__What the task requires__
Collect all the lines that mention the word "Spain".

__Records to process__
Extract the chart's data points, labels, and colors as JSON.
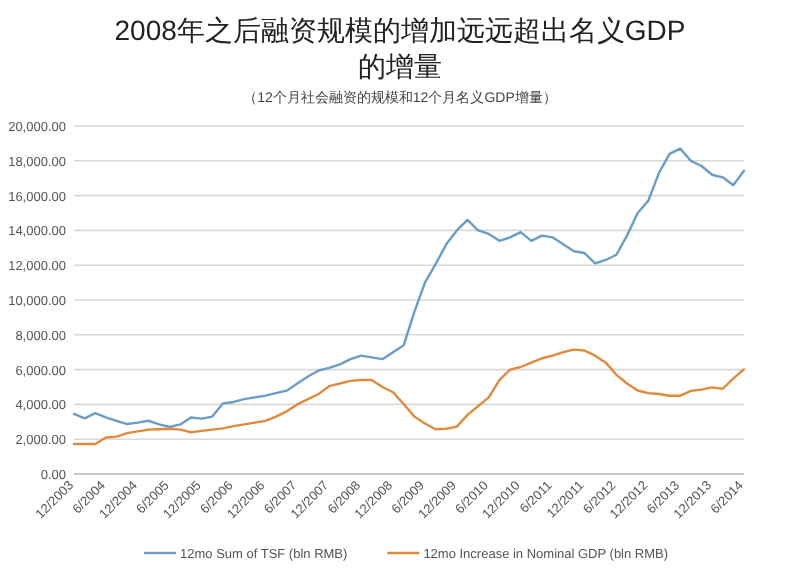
{
  "chart_data": {
    "type": "line",
    "title": "2008年之后融资规模的增加远远超出名义GDP的增量",
    "subtitle": "（12个月社会融资的规模和12个月名义GDP增量）",
    "categories": [
      "12/2003",
      null,
      null,
      "6/2004",
      null,
      null,
      "12/2004",
      null,
      null,
      "6/2005",
      null,
      null,
      "12/2005",
      null,
      null,
      "6/2006",
      null,
      null,
      "12/2006",
      null,
      null,
      "6/2007",
      null,
      null,
      "12/2007",
      null,
      null,
      "6/2008",
      null,
      null,
      "12/2008",
      null,
      null,
      "6/2009",
      null,
      null,
      "12/2009",
      null,
      null,
      "6/2010",
      null,
      null,
      "12/2010",
      null,
      null,
      "6/2011",
      null,
      null,
      "12/2011",
      null,
      null,
      "6/2012",
      null,
      null,
      "12/2012",
      null,
      null,
      "6/2013",
      null,
      null,
      "12/2013",
      null,
      null,
      "6/2014"
    ],
    "series": [
      {
        "name": "12mo Sum of TSF (bln RMB)",
        "color": "#6a9ec8",
        "values": [
          3450,
          3200,
          3500,
          3250,
          3050,
          2870,
          2950,
          3060,
          2850,
          2700,
          2850,
          3250,
          3180,
          3300,
          4050,
          4140,
          4300,
          4400,
          4500,
          4650,
          4790,
          5200,
          5600,
          5950,
          6100,
          6300,
          6600,
          6800,
          6700,
          6600,
          7000,
          7400,
          9300,
          11000,
          12060,
          13200,
          14000,
          14600,
          14000,
          13800,
          13400,
          13600,
          13900,
          13400,
          13700,
          13600,
          13200,
          12800,
          12700,
          12100,
          12300,
          12600,
          13700,
          15000,
          15700,
          17300,
          18400,
          18700,
          18000,
          17700,
          17200,
          17050,
          16600,
          17430
        ]
      },
      {
        "name": "12mo Increase in Nominal GDP (bln RMB)",
        "color": "#e08a3c",
        "values": [
          1720,
          1720,
          1720,
          2100,
          2150,
          2350,
          2450,
          2550,
          2570,
          2600,
          2550,
          2400,
          2480,
          2550,
          2620,
          2750,
          2850,
          2950,
          3050,
          3300,
          3600,
          4000,
          4300,
          4600,
          5050,
          5200,
          5350,
          5400,
          5400,
          5000,
          4700,
          4020,
          3300,
          2900,
          2570,
          2600,
          2720,
          3400,
          3900,
          4400,
          5400,
          6000,
          6150,
          6400,
          6650,
          6800,
          7000,
          7150,
          7100,
          6800,
          6400,
          5700,
          5200,
          4800,
          4650,
          4600,
          4500,
          4500,
          4780,
          4850,
          4980,
          4900,
          5500,
          6010
        ]
      }
    ],
    "ylim": [
      0,
      20000
    ],
    "yticks": [
      {
        "value": 0,
        "label": "0.00"
      },
      {
        "value": 2000,
        "label": "2,000.00"
      },
      {
        "value": 4000,
        "label": "4,000.00"
      },
      {
        "value": 6000,
        "label": "6,000.00"
      },
      {
        "value": 8000,
        "label": "8,000.00"
      },
      {
        "value": 10000,
        "label": "10,000.00"
      },
      {
        "value": 12000,
        "label": "12,000.00"
      },
      {
        "value": 14000,
        "label": "14,000.00"
      },
      {
        "value": 16000,
        "label": "16,000.00"
      },
      {
        "value": 18000,
        "label": "18,000.00"
      },
      {
        "value": 20000,
        "label": "20,000.00"
      }
    ],
    "grid": "y",
    "legend": "bottom",
    "marker": "none",
    "line_style": "solid"
  }
}
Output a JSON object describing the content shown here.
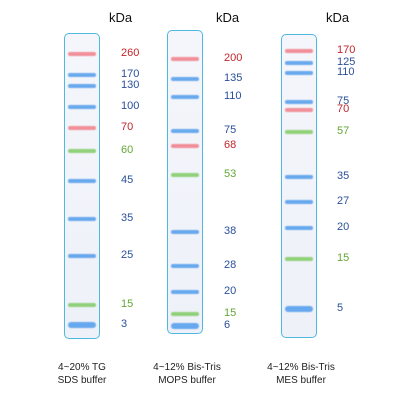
{
  "unit_label": "kDa",
  "colors": {
    "red": "#c0252c",
    "blue": "#2a4f9a",
    "green": "#63a735"
  },
  "lanes": [
    {
      "caption": [
        "4~20% TG",
        "SDS buffer"
      ],
      "bands": [
        {
          "label": "260",
          "color": "red"
        },
        {
          "label": "170",
          "color": "blue"
        },
        {
          "label": "130",
          "color": "blue"
        },
        {
          "label": "100",
          "color": "blue"
        },
        {
          "label": "70",
          "color": "red"
        },
        {
          "label": "60",
          "color": "green"
        },
        {
          "label": "45",
          "color": "blue"
        },
        {
          "label": "35",
          "color": "blue"
        },
        {
          "label": "25",
          "color": "blue"
        },
        {
          "label": "15",
          "color": "green"
        },
        {
          "label": "3",
          "color": "blue"
        }
      ]
    },
    {
      "caption": [
        "4~12% Bis-Tris",
        "MOPS buffer"
      ],
      "bands": [
        {
          "label": "200",
          "color": "red"
        },
        {
          "label": "135",
          "color": "blue"
        },
        {
          "label": "110",
          "color": "blue"
        },
        {
          "label": "75",
          "color": "blue"
        },
        {
          "label": "68",
          "color": "red"
        },
        {
          "label": "53",
          "color": "green"
        },
        {
          "label": "38",
          "color": "blue"
        },
        {
          "label": "28",
          "color": "blue"
        },
        {
          "label": "20",
          "color": "blue"
        },
        {
          "label": "15",
          "color": "green"
        },
        {
          "label": "6",
          "color": "blue"
        }
      ]
    },
    {
      "caption": [
        "4~12% Bis-Tris",
        "MES buffer"
      ],
      "bands": [
        {
          "label": "170",
          "color": "red"
        },
        {
          "label": "125",
          "color": "blue"
        },
        {
          "label": "110",
          "color": "blue"
        },
        {
          "label": "75",
          "color": "blue"
        },
        {
          "label": "70",
          "color": "red"
        },
        {
          "label": "57",
          "color": "green"
        },
        {
          "label": "35",
          "color": "blue"
        },
        {
          "label": "27",
          "color": "blue"
        },
        {
          "label": "20",
          "color": "blue"
        },
        {
          "label": "15",
          "color": "green"
        },
        {
          "label": "5",
          "color": "blue"
        }
      ]
    }
  ]
}
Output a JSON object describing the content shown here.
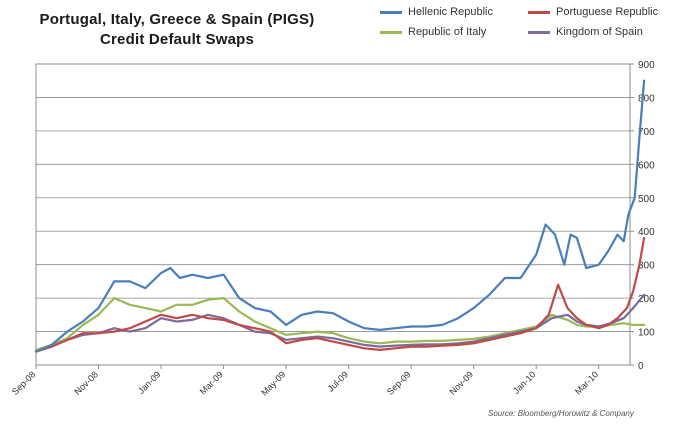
{
  "chart_data": {
    "type": "line",
    "title_line1": "Portugal, Italy, Greece & Spain (PIGS)",
    "title_line2": "Credit Default Swaps",
    "source": "Source: Bloomberg/Horowitz & Company",
    "ylim": [
      0,
      900
    ],
    "yticks": [
      0,
      100,
      200,
      300,
      400,
      500,
      600,
      700,
      800,
      900
    ],
    "xlim": [
      0,
      19
    ],
    "xticks": [
      {
        "label": "Sep-08",
        "x": 0
      },
      {
        "label": "Nov-08",
        "x": 2
      },
      {
        "label": "Jan-09",
        "x": 4
      },
      {
        "label": "Mar-09",
        "x": 6
      },
      {
        "label": "May-09",
        "x": 8
      },
      {
        "label": "Jul-09",
        "x": 10
      },
      {
        "label": "Sep-09",
        "x": 12
      },
      {
        "label": "Nov-09",
        "x": 14
      },
      {
        "label": "Jan-10",
        "x": 16
      },
      {
        "label": "Mar-10",
        "x": 18
      }
    ],
    "series": [
      {
        "name": "Hellenic Republic",
        "color": "#4a7ebb",
        "points": [
          [
            0,
            40
          ],
          [
            0.5,
            60
          ],
          [
            1,
            100
          ],
          [
            1.5,
            130
          ],
          [
            2,
            170
          ],
          [
            2.5,
            250
          ],
          [
            3,
            250
          ],
          [
            3.5,
            230
          ],
          [
            4,
            275
          ],
          [
            4.3,
            290
          ],
          [
            4.6,
            260
          ],
          [
            5,
            270
          ],
          [
            5.5,
            260
          ],
          [
            6,
            270
          ],
          [
            6.5,
            200
          ],
          [
            7,
            170
          ],
          [
            7.5,
            160
          ],
          [
            8,
            120
          ],
          [
            8.5,
            150
          ],
          [
            9,
            160
          ],
          [
            9.5,
            155
          ],
          [
            10,
            130
          ],
          [
            10.5,
            110
          ],
          [
            11,
            105
          ],
          [
            11.5,
            110
          ],
          [
            12,
            115
          ],
          [
            12.5,
            115
          ],
          [
            13,
            120
          ],
          [
            13.5,
            140
          ],
          [
            14,
            170
          ],
          [
            14.5,
            210
          ],
          [
            15,
            260
          ],
          [
            15.5,
            260
          ],
          [
            16,
            330
          ],
          [
            16.3,
            420
          ],
          [
            16.6,
            390
          ],
          [
            16.9,
            300
          ],
          [
            17.1,
            390
          ],
          [
            17.3,
            380
          ],
          [
            17.6,
            290
          ],
          [
            18,
            300
          ],
          [
            18.3,
            340
          ],
          [
            18.6,
            390
          ],
          [
            18.8,
            370
          ],
          [
            18.95,
            450
          ],
          [
            19.15,
            500
          ],
          [
            19.3,
            680
          ],
          [
            19.45,
            850
          ]
        ]
      },
      {
        "name": "Portuguese Republic",
        "color": "#be4b48",
        "points": [
          [
            0,
            40
          ],
          [
            0.5,
            55
          ],
          [
            1,
            75
          ],
          [
            1.5,
            95
          ],
          [
            2,
            95
          ],
          [
            2.5,
            100
          ],
          [
            3,
            110
          ],
          [
            3.5,
            130
          ],
          [
            4,
            150
          ],
          [
            4.5,
            140
          ],
          [
            5,
            150
          ],
          [
            5.5,
            140
          ],
          [
            6,
            135
          ],
          [
            6.5,
            120
          ],
          [
            7,
            110
          ],
          [
            7.5,
            100
          ],
          [
            8,
            65
          ],
          [
            8.5,
            75
          ],
          [
            9,
            80
          ],
          [
            9.5,
            70
          ],
          [
            10,
            60
          ],
          [
            10.5,
            50
          ],
          [
            11,
            45
          ],
          [
            11.5,
            50
          ],
          [
            12,
            55
          ],
          [
            12.5,
            55
          ],
          [
            13,
            58
          ],
          [
            13.5,
            60
          ],
          [
            14,
            65
          ],
          [
            14.5,
            75
          ],
          [
            15,
            85
          ],
          [
            15.5,
            95
          ],
          [
            16,
            110
          ],
          [
            16.4,
            150
          ],
          [
            16.7,
            240
          ],
          [
            17,
            170
          ],
          [
            17.3,
            140
          ],
          [
            17.6,
            120
          ],
          [
            18,
            110
          ],
          [
            18.3,
            120
          ],
          [
            18.6,
            140
          ],
          [
            18.9,
            170
          ],
          [
            19.1,
            220
          ],
          [
            19.3,
            300
          ],
          [
            19.45,
            380
          ]
        ]
      },
      {
        "name": "Republic of Italy",
        "color": "#98b954",
        "points": [
          [
            0,
            45
          ],
          [
            0.5,
            60
          ],
          [
            1,
            80
          ],
          [
            1.5,
            120
          ],
          [
            2,
            150
          ],
          [
            2.5,
            200
          ],
          [
            3,
            180
          ],
          [
            3.5,
            170
          ],
          [
            4,
            160
          ],
          [
            4.5,
            180
          ],
          [
            5,
            180
          ],
          [
            5.5,
            195
          ],
          [
            6,
            200
          ],
          [
            6.5,
            160
          ],
          [
            7,
            130
          ],
          [
            7.5,
            110
          ],
          [
            8,
            90
          ],
          [
            8.5,
            95
          ],
          [
            9,
            100
          ],
          [
            9.5,
            95
          ],
          [
            10,
            80
          ],
          [
            10.5,
            70
          ],
          [
            11,
            65
          ],
          [
            11.5,
            70
          ],
          [
            12,
            70
          ],
          [
            12.5,
            72
          ],
          [
            13,
            72
          ],
          [
            13.5,
            75
          ],
          [
            14,
            78
          ],
          [
            14.5,
            85
          ],
          [
            15,
            95
          ],
          [
            15.5,
            105
          ],
          [
            16,
            115
          ],
          [
            16.5,
            150
          ],
          [
            17,
            135
          ],
          [
            17.3,
            120
          ],
          [
            17.6,
            115
          ],
          [
            18,
            115
          ],
          [
            18.4,
            120
          ],
          [
            18.8,
            125
          ],
          [
            19.1,
            120
          ],
          [
            19.45,
            120
          ]
        ]
      },
      {
        "name": "Kingdom of Spain",
        "color": "#7e6a9a",
        "points": [
          [
            0,
            40
          ],
          [
            0.5,
            55
          ],
          [
            1,
            75
          ],
          [
            1.5,
            90
          ],
          [
            2,
            95
          ],
          [
            2.5,
            110
          ],
          [
            3,
            100
          ],
          [
            3.5,
            110
          ],
          [
            4,
            140
          ],
          [
            4.5,
            130
          ],
          [
            5,
            135
          ],
          [
            5.5,
            150
          ],
          [
            6,
            140
          ],
          [
            6.5,
            120
          ],
          [
            7,
            100
          ],
          [
            7.5,
            95
          ],
          [
            8,
            75
          ],
          [
            8.5,
            80
          ],
          [
            9,
            85
          ],
          [
            9.5,
            80
          ],
          [
            10,
            70
          ],
          [
            10.5,
            60
          ],
          [
            11,
            55
          ],
          [
            11.5,
            58
          ],
          [
            12,
            60
          ],
          [
            12.5,
            62
          ],
          [
            13,
            62
          ],
          [
            13.5,
            65
          ],
          [
            14,
            70
          ],
          [
            14.5,
            80
          ],
          [
            15,
            90
          ],
          [
            15.5,
            100
          ],
          [
            16,
            110
          ],
          [
            16.5,
            140
          ],
          [
            17,
            150
          ],
          [
            17.3,
            130
          ],
          [
            17.6,
            120
          ],
          [
            18,
            115
          ],
          [
            18.4,
            125
          ],
          [
            18.8,
            140
          ],
          [
            19.1,
            170
          ],
          [
            19.45,
            210
          ]
        ]
      }
    ]
  }
}
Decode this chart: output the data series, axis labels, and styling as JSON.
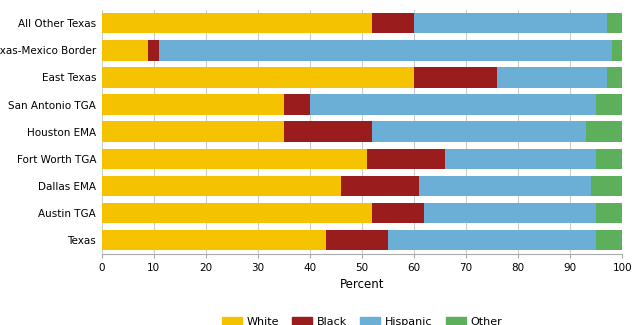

__Correct answer__
    "title_line1": "Portugal, Italy, Greece & Spain (PIGS)",
        "name": "Kingdom of Spain",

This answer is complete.